Extract, from the records beneath this instruction, each line that contains the word "color".
········
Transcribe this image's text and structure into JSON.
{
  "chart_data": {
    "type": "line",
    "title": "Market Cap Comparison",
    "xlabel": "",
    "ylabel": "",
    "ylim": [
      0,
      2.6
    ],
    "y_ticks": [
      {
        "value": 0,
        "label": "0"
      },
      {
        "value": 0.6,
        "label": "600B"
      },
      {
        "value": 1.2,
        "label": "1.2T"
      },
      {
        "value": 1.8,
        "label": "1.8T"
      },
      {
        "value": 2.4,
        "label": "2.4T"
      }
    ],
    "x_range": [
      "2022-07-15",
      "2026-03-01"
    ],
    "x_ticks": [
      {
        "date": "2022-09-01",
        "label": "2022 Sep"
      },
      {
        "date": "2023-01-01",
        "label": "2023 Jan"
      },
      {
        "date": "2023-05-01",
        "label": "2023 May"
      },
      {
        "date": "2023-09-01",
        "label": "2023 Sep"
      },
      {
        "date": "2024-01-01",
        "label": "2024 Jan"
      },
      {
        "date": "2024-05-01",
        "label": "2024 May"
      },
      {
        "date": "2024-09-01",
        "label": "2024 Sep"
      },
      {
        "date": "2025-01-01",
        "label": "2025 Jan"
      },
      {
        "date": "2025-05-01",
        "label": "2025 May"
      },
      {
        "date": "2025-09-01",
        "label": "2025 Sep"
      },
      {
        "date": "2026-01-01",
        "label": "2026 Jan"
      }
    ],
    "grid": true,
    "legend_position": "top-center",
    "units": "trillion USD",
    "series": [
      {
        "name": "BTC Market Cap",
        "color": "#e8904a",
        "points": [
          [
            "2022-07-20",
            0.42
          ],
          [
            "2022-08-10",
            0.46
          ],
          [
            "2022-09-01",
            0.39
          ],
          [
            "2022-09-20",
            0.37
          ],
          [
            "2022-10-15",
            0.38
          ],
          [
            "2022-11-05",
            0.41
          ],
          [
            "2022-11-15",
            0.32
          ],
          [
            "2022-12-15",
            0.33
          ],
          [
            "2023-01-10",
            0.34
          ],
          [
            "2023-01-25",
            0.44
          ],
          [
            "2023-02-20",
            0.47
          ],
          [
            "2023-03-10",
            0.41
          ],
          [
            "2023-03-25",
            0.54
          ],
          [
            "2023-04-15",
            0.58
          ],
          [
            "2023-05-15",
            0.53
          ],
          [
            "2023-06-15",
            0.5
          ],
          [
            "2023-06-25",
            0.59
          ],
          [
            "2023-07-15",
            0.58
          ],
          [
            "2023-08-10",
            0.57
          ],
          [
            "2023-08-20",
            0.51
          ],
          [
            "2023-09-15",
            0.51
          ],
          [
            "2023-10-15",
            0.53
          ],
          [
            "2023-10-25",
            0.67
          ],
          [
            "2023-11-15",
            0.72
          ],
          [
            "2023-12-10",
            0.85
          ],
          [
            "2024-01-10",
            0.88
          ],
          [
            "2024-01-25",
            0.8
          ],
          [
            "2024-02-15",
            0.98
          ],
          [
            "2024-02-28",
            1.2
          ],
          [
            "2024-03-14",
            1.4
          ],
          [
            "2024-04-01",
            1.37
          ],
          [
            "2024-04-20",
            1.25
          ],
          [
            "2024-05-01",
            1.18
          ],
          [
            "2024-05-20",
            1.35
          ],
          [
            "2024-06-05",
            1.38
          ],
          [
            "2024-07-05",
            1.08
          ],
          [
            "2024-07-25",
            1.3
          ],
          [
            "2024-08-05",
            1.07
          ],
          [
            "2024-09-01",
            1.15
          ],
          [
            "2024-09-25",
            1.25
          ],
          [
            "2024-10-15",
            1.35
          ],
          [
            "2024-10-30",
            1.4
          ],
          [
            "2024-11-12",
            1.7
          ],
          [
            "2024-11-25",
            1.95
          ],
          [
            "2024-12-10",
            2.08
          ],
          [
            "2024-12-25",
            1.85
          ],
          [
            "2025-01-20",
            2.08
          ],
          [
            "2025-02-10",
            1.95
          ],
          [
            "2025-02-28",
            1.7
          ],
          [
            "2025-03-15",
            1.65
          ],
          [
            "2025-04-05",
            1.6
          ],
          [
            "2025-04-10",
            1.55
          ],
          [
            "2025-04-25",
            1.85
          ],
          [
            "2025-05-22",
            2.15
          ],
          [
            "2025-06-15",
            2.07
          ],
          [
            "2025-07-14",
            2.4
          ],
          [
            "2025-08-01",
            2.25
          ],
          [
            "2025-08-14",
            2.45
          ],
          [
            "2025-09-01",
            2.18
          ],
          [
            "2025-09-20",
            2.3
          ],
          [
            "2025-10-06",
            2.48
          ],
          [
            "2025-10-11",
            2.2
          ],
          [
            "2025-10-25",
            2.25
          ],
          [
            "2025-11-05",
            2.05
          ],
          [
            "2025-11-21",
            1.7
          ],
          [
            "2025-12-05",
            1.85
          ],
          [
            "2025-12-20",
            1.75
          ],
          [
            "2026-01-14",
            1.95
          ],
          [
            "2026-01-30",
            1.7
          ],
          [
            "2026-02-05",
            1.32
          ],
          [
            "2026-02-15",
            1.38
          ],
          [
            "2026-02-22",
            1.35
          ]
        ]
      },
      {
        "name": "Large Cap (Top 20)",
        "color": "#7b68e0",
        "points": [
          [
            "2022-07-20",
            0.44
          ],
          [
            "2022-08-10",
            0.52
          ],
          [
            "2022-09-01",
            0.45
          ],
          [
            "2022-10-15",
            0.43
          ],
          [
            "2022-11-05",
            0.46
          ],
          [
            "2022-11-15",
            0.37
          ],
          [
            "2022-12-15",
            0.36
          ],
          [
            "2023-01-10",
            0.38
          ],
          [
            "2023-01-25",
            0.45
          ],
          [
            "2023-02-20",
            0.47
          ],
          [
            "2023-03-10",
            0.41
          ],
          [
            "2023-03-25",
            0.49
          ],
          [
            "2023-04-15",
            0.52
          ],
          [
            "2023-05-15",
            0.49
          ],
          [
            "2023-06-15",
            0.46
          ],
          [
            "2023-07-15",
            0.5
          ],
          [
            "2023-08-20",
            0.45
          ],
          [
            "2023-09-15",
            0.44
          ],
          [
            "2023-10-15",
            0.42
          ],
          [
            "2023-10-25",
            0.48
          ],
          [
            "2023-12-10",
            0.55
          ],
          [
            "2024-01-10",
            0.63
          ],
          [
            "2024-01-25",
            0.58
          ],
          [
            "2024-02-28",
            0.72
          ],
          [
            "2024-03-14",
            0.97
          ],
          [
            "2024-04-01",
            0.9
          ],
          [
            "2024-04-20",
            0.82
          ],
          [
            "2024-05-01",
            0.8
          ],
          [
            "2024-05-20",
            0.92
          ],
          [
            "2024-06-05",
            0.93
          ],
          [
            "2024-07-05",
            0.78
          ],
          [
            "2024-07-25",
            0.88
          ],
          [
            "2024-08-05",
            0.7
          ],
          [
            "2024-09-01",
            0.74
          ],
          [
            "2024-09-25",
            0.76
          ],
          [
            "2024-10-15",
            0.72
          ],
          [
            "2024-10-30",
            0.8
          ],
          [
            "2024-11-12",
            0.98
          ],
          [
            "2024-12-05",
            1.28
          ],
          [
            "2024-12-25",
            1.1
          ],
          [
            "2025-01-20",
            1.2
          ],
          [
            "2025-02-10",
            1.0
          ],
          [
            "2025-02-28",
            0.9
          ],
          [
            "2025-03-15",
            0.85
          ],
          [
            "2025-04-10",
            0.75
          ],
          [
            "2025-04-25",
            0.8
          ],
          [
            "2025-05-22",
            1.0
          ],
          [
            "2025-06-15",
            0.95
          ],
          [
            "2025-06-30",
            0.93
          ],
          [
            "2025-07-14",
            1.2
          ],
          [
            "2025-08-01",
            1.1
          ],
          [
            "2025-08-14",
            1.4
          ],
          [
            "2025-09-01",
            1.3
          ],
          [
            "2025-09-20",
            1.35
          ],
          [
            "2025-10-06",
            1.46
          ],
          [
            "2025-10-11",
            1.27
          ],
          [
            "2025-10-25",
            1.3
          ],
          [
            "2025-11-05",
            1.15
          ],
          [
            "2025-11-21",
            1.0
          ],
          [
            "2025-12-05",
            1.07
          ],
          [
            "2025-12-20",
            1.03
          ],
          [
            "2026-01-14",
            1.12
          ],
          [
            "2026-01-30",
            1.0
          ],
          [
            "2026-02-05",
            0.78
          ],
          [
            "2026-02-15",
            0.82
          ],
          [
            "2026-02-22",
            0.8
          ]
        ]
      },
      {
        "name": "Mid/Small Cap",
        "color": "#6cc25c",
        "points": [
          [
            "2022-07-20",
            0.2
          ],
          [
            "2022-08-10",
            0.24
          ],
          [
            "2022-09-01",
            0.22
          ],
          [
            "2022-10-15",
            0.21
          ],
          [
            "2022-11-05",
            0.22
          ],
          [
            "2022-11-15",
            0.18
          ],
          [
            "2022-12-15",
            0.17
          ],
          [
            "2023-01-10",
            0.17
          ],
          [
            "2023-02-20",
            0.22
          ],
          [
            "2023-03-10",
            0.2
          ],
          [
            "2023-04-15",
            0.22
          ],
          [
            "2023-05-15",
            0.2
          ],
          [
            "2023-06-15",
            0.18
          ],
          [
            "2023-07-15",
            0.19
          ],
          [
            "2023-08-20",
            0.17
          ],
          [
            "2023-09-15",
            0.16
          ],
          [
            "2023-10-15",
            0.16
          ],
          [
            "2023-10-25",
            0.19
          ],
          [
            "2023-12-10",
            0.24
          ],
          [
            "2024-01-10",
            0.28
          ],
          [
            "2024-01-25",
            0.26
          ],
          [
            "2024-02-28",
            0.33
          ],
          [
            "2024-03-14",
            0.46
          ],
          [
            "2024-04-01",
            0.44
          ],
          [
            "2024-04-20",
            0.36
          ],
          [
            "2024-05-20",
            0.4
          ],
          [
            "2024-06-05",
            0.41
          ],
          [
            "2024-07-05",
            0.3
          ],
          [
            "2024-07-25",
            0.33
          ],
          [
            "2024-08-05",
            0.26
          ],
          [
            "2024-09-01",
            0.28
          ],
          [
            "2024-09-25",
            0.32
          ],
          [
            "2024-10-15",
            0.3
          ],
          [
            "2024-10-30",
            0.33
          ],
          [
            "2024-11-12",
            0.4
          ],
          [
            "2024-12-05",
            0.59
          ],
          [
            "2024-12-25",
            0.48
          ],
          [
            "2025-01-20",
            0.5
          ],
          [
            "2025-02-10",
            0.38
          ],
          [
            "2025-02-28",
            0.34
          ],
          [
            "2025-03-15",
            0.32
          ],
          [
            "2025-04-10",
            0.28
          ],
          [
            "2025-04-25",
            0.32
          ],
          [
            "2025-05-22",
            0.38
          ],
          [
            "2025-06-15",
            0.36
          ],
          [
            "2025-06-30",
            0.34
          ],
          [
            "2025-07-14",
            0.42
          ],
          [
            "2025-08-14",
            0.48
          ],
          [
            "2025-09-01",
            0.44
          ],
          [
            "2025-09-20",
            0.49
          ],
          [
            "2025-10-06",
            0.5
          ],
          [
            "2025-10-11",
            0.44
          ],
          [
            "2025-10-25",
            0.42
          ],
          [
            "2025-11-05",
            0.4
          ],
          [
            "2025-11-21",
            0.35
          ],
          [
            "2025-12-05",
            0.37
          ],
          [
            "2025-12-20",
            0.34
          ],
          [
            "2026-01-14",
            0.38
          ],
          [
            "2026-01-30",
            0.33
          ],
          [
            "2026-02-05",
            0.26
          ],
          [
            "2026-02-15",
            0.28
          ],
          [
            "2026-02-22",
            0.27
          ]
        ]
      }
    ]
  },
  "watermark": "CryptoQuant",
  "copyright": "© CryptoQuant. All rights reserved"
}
········
**Answer for the task**
        "color": "#e8904a",
        "color": "#7b68e0",
        "color": "#6cc25c",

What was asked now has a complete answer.